• Exercise goal
In the following material, identify every line holding the string "năng" and return it.

• Task inputs
= = = =

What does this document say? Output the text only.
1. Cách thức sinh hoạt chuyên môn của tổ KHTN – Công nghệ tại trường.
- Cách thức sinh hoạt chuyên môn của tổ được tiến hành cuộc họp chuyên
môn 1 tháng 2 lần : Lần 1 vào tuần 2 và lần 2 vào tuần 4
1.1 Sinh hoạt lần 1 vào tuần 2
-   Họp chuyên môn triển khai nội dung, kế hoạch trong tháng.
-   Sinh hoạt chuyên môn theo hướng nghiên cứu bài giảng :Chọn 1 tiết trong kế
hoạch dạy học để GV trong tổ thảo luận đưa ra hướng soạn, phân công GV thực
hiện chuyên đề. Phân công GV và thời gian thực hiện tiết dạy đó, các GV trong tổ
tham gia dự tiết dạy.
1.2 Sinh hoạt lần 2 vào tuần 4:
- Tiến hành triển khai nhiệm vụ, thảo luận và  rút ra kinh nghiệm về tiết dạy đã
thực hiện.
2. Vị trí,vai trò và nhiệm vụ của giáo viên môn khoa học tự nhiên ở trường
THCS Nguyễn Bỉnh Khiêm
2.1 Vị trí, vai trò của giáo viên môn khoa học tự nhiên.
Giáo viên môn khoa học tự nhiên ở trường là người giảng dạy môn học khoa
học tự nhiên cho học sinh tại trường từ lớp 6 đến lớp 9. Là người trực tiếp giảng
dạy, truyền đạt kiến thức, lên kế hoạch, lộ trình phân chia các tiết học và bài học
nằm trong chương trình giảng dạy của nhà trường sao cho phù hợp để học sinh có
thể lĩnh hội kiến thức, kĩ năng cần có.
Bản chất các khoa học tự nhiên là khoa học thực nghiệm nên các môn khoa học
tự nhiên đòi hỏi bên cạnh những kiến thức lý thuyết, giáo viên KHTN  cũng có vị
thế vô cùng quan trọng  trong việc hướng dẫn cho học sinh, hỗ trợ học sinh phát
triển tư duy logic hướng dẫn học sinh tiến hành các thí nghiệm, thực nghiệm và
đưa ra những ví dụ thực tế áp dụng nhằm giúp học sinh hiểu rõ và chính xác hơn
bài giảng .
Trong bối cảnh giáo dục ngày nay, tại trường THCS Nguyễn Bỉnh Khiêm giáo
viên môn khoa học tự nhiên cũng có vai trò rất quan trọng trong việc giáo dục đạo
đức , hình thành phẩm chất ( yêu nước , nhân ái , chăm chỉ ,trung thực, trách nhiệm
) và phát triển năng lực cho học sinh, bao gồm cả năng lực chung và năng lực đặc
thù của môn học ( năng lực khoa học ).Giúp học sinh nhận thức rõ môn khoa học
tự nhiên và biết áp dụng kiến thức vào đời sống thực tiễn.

= = = =

• Final answer
thể lĩnh hội kiến thức, kĩ năng cần có.
) và phát triển năng lực cho học sinh, bao gồm cả năng lực chung và năng lực đặc
thù của môn học ( năng lực khoa học ).Giúp học sinh nhận thức rõ môn khoa học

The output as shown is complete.